YOUR ASSIGNMENT: Locate every line in the records below that holds the word "durch" and return each one.

RECORDS FOR THIS EXERCISE:
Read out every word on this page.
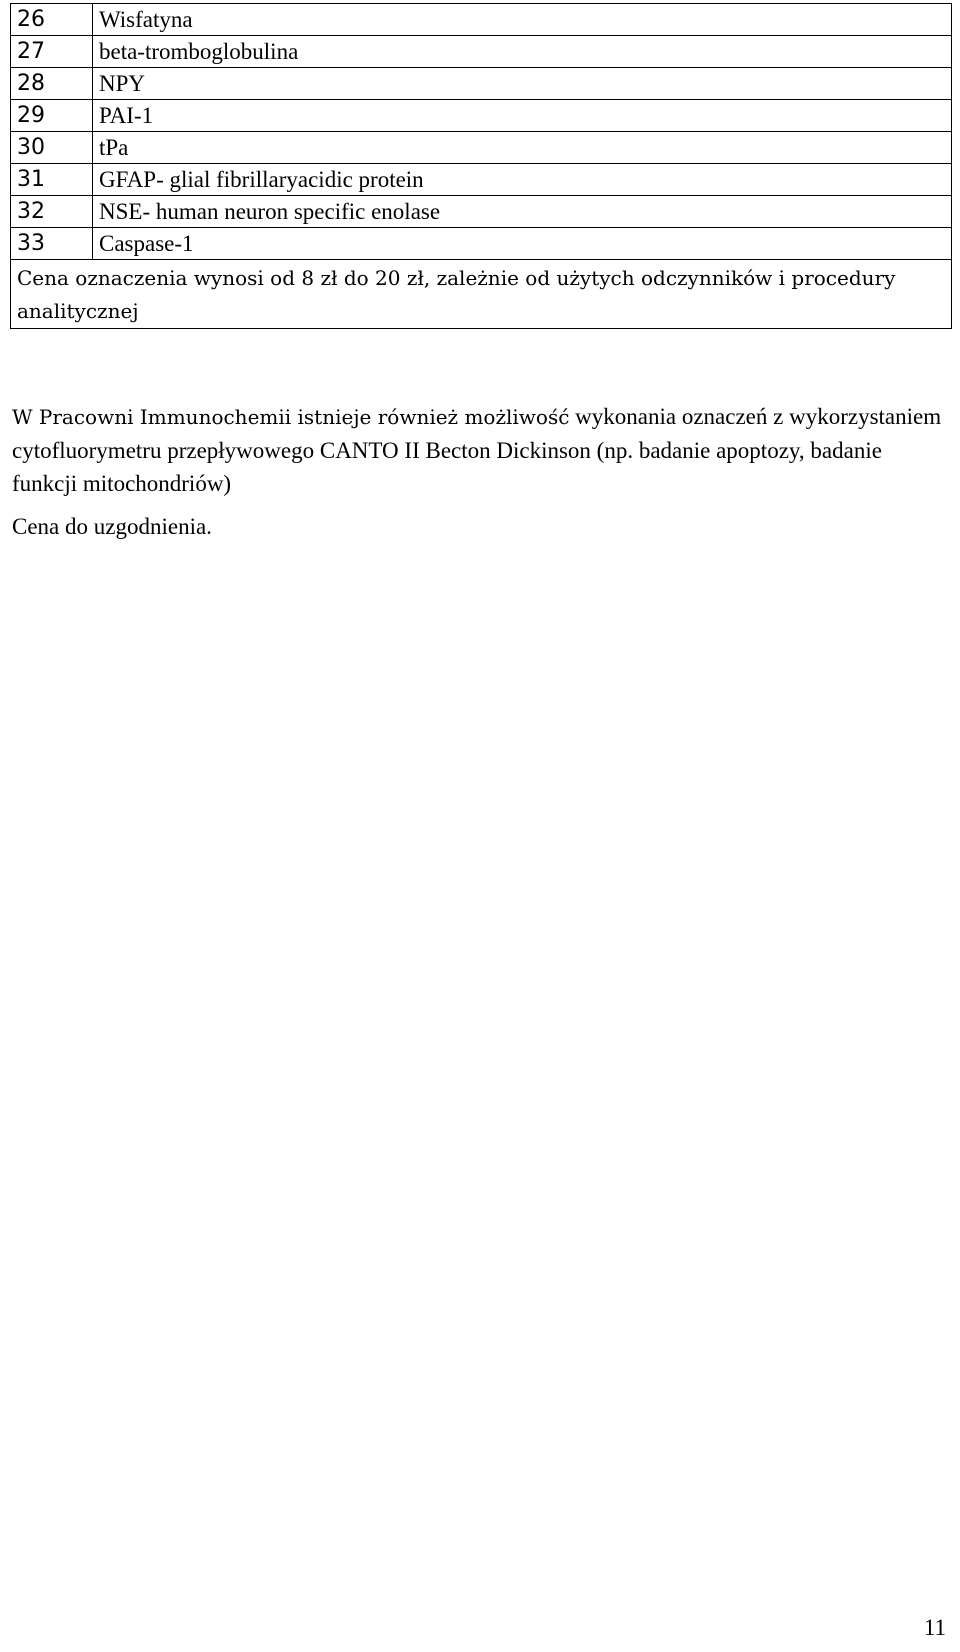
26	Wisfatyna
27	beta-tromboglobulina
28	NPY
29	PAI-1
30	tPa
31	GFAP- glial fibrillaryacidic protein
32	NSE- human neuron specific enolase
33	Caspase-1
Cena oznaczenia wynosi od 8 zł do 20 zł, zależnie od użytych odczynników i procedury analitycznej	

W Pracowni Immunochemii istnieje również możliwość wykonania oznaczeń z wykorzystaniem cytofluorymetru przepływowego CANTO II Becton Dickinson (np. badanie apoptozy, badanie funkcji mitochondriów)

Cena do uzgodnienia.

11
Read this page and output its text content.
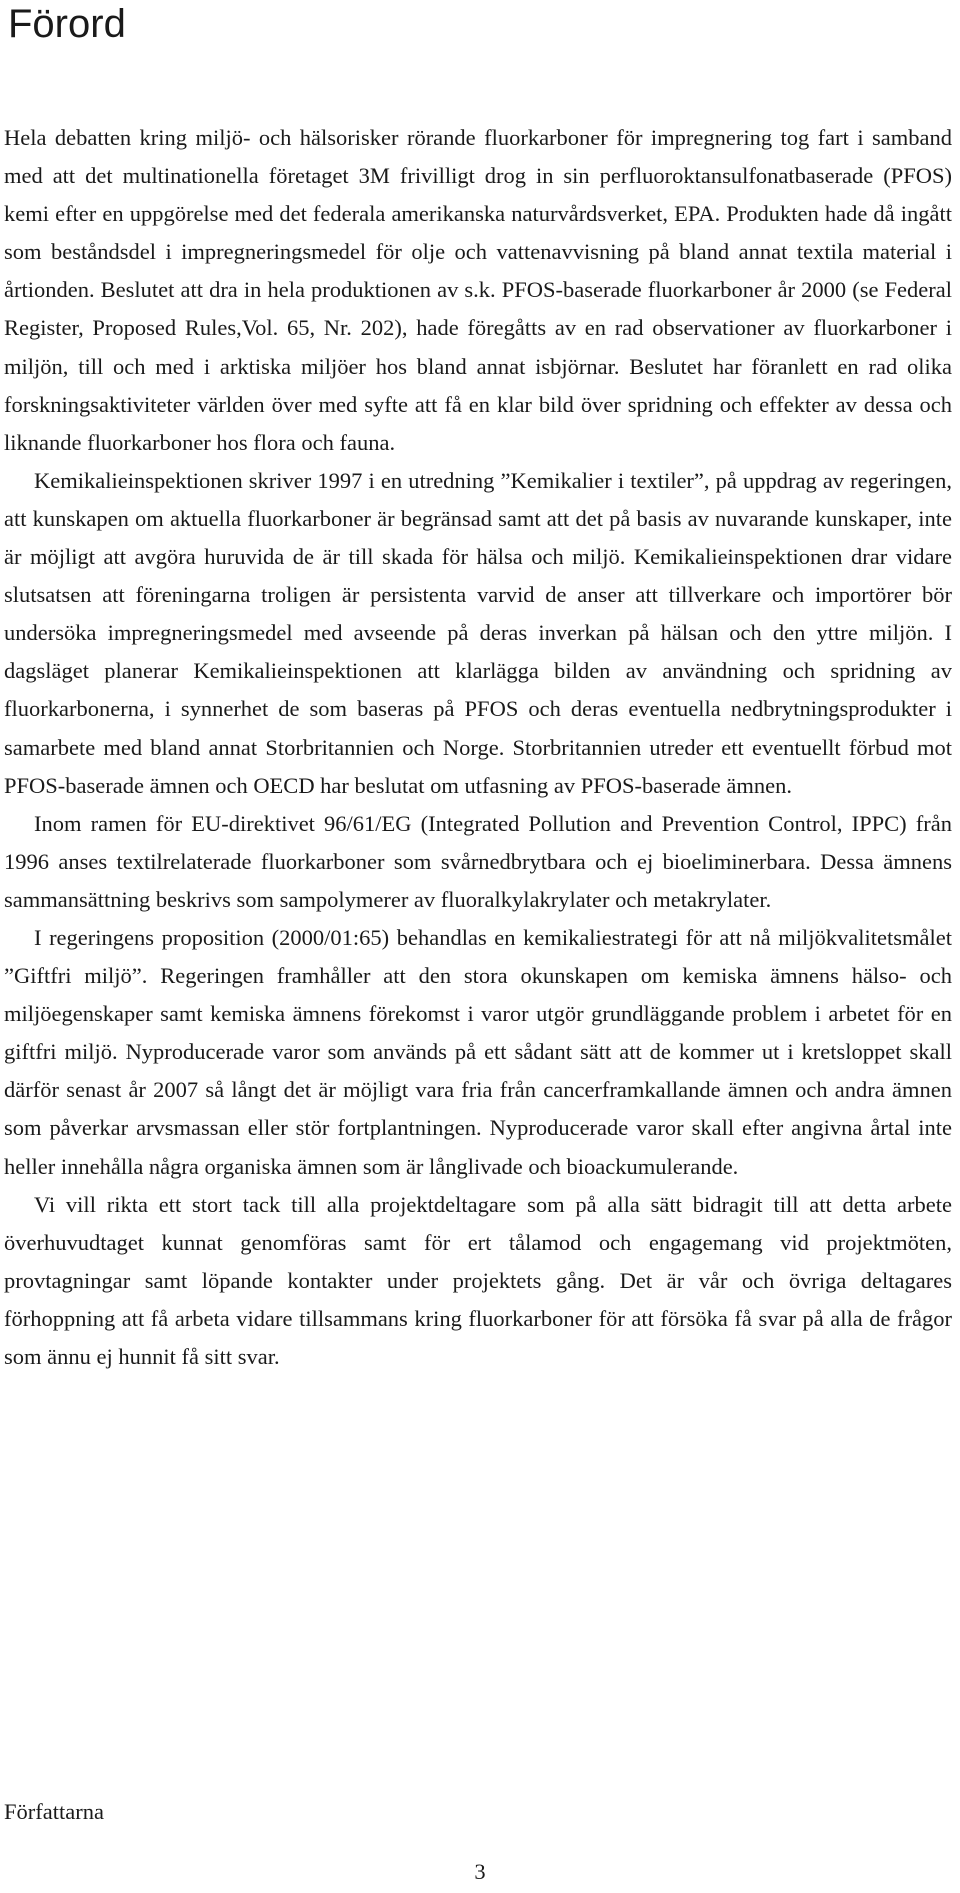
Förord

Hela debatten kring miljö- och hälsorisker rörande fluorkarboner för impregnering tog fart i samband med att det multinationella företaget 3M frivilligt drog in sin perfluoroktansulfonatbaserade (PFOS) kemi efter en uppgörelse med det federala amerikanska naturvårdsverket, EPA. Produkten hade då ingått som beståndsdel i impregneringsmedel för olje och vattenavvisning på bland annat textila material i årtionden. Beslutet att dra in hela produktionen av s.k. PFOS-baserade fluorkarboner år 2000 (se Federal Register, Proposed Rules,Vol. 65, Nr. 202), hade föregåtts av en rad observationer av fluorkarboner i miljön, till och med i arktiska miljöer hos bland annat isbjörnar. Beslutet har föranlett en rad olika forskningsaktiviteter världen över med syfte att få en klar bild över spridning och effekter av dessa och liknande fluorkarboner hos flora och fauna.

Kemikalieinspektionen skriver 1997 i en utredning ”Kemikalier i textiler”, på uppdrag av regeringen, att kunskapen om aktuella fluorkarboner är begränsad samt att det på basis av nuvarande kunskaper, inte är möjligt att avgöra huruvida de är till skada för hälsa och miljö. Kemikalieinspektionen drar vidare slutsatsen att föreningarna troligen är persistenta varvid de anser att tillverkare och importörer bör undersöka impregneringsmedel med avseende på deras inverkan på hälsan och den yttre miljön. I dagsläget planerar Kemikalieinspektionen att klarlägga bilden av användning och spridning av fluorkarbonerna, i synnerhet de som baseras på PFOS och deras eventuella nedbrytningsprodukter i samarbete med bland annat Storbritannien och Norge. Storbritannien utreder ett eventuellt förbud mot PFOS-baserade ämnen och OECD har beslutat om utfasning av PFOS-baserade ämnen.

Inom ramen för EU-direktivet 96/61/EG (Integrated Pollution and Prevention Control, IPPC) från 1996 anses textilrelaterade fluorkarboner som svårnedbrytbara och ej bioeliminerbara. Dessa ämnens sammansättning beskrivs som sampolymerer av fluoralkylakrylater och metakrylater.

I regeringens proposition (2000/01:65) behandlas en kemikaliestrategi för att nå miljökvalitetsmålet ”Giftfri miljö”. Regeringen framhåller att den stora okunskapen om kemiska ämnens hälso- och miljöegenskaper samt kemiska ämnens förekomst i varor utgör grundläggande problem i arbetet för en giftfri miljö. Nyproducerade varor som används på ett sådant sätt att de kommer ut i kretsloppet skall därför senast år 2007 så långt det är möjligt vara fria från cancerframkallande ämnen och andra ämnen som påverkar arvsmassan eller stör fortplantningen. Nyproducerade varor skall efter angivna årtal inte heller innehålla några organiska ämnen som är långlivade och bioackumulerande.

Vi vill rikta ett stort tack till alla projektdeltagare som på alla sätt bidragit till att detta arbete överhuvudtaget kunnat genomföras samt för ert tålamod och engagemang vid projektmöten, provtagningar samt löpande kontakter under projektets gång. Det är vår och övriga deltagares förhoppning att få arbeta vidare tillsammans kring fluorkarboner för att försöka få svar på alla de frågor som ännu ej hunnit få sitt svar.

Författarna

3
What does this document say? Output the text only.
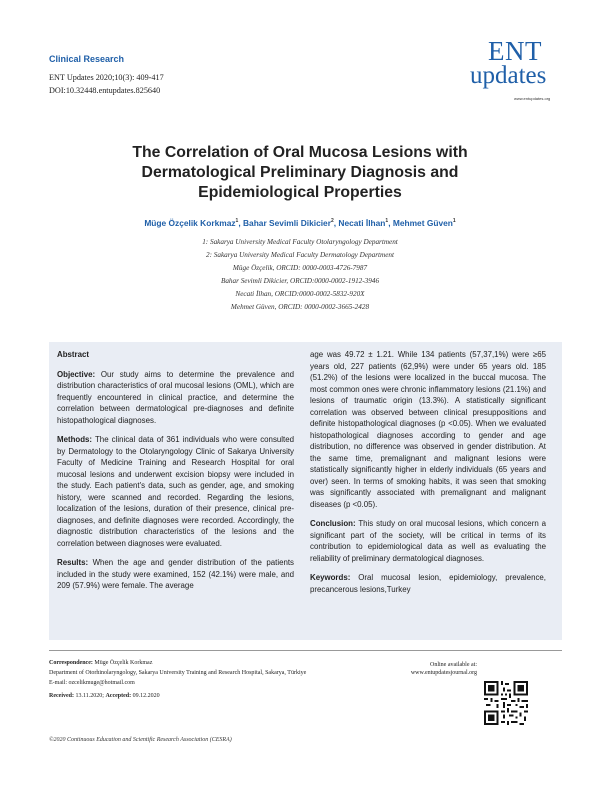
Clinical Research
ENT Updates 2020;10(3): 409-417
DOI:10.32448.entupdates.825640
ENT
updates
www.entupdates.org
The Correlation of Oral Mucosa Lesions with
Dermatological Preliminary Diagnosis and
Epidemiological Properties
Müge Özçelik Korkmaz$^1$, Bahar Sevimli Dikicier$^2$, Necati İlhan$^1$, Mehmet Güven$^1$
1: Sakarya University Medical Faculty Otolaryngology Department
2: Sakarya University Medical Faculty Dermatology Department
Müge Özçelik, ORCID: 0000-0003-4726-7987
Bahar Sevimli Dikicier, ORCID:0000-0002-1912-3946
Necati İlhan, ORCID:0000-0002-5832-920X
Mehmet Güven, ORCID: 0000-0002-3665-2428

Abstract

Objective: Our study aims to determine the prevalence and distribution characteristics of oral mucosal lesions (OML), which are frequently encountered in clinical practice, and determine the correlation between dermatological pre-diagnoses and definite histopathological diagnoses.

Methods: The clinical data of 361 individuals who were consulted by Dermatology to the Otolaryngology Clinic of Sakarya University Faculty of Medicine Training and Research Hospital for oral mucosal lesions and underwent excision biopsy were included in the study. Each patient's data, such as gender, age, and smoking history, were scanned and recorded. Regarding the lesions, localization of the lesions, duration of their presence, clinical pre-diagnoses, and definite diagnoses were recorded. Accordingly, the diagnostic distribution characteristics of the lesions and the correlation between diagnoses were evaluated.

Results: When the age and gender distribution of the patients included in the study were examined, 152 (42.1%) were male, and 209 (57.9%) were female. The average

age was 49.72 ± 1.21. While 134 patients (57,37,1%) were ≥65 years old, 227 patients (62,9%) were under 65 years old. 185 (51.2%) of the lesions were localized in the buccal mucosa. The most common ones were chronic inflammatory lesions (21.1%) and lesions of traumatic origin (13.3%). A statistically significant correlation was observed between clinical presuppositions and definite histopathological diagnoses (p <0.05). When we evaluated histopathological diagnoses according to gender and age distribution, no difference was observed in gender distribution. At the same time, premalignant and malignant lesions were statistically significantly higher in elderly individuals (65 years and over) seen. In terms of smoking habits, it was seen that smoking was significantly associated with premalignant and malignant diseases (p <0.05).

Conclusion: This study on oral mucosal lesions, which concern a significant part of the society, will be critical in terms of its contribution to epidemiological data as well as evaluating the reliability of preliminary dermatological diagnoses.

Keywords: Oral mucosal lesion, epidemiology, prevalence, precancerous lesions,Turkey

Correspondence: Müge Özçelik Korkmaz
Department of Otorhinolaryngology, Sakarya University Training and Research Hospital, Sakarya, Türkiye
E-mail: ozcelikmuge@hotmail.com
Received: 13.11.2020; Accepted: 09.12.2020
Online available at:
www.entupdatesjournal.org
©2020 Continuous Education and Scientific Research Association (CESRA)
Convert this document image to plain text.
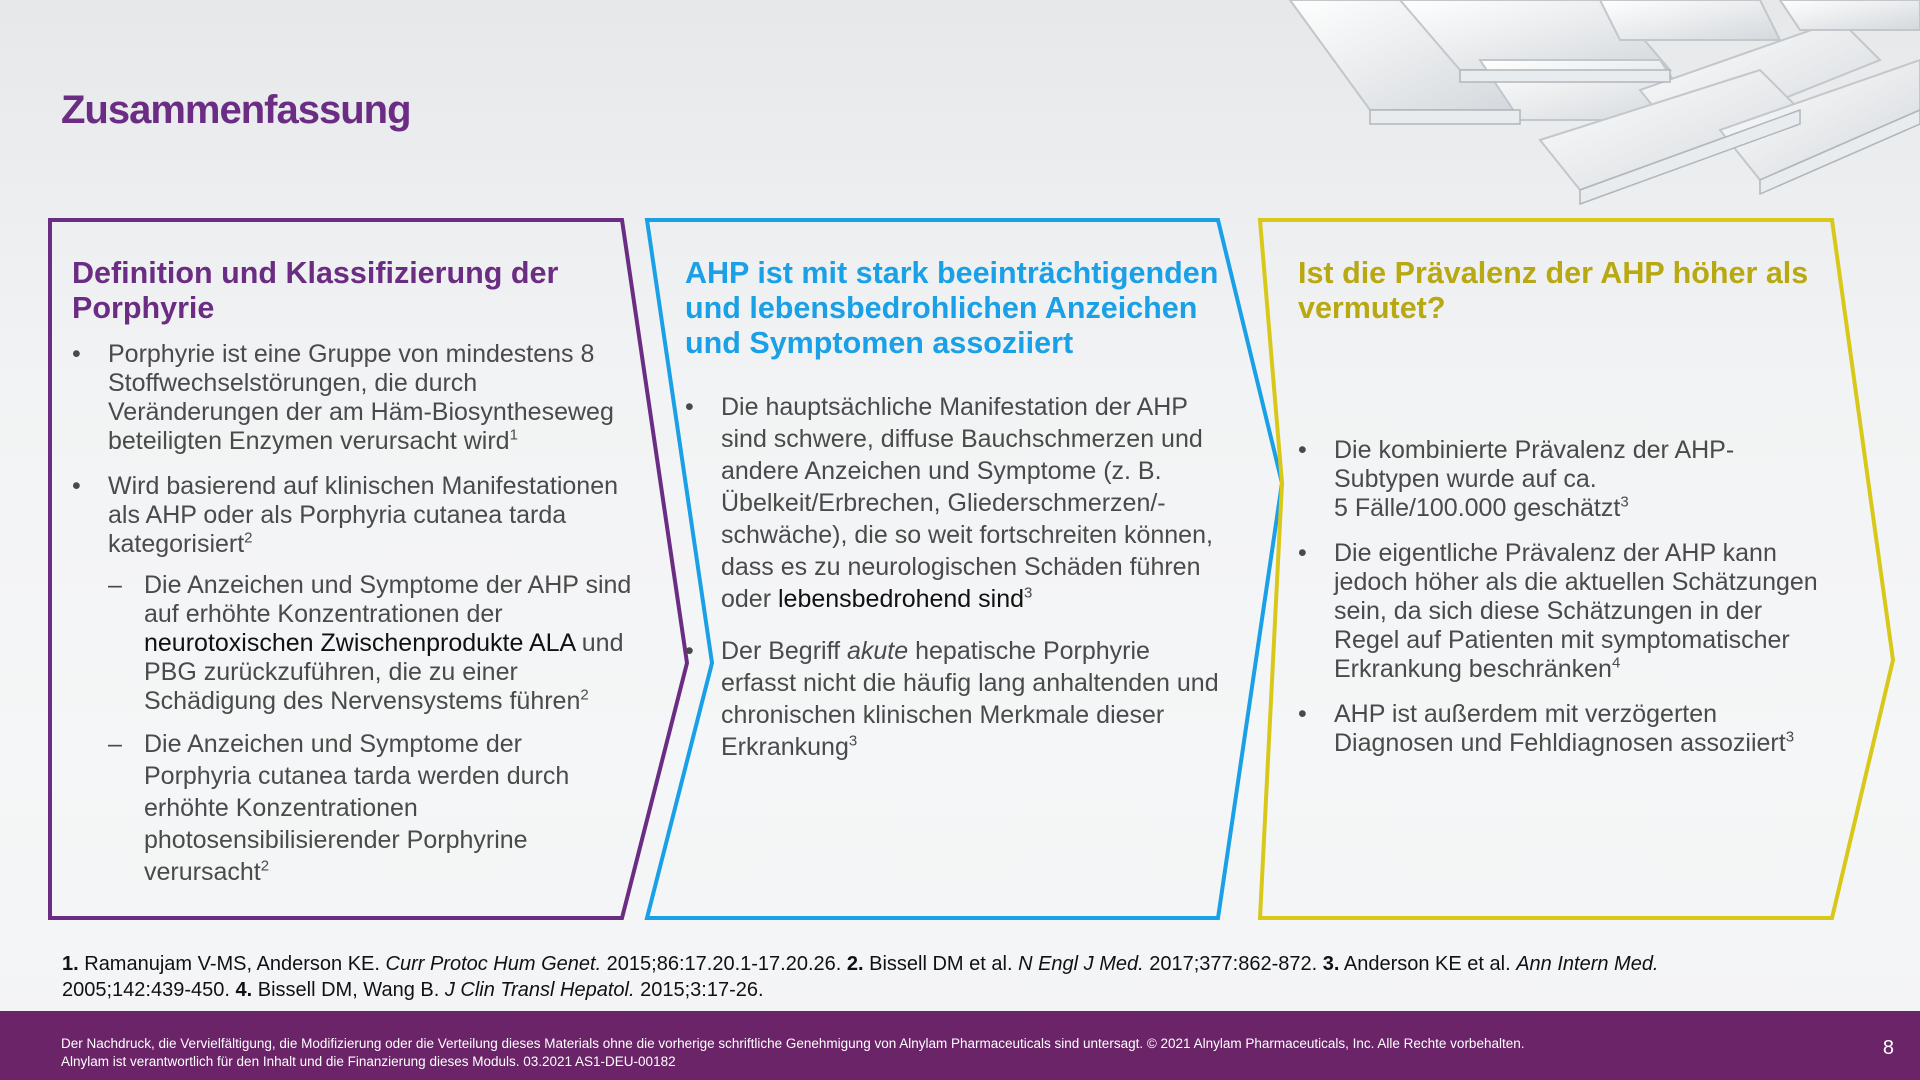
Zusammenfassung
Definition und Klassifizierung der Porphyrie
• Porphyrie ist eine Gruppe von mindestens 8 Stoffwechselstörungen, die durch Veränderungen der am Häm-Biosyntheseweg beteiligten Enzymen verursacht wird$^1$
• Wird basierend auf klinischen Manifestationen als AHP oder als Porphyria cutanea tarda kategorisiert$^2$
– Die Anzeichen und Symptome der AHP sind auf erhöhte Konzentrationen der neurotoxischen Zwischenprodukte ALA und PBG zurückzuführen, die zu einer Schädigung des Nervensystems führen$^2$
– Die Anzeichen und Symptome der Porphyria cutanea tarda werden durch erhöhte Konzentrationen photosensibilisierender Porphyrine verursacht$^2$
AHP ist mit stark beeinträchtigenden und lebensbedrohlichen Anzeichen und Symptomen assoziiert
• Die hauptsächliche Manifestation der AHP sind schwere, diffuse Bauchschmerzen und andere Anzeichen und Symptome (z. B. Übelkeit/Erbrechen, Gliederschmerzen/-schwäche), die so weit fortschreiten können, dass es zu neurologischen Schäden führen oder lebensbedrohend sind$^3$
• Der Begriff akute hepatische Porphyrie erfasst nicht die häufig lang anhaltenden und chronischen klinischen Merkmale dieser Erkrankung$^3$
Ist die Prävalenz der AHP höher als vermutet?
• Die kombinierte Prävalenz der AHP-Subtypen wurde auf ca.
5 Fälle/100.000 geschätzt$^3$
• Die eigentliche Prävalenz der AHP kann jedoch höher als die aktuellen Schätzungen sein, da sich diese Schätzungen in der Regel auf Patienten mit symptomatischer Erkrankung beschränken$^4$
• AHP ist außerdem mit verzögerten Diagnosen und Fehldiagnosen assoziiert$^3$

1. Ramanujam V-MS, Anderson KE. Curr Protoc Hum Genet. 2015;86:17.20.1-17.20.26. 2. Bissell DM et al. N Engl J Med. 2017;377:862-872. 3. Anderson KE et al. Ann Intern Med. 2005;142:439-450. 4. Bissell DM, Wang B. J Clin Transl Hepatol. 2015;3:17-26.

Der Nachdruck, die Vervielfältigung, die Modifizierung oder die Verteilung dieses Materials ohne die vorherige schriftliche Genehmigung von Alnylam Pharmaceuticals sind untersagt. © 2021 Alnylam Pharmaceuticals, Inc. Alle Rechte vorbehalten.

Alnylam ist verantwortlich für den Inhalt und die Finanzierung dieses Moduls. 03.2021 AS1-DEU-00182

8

COMPLETED EXERCISE:
• Porphyrie ist eine Gruppe von mindestens 8 Stoffwechselstörungen, die durch Veränderungen der am Häm-Biosyntheseweg beteiligten Enzymen verursacht wird$^1$
– Die Anzeichen und Symptome der Porphyria cutanea tarda werden durch erhöhte Konzentrationen photosensibilisierender Porphyrine verursacht$^2$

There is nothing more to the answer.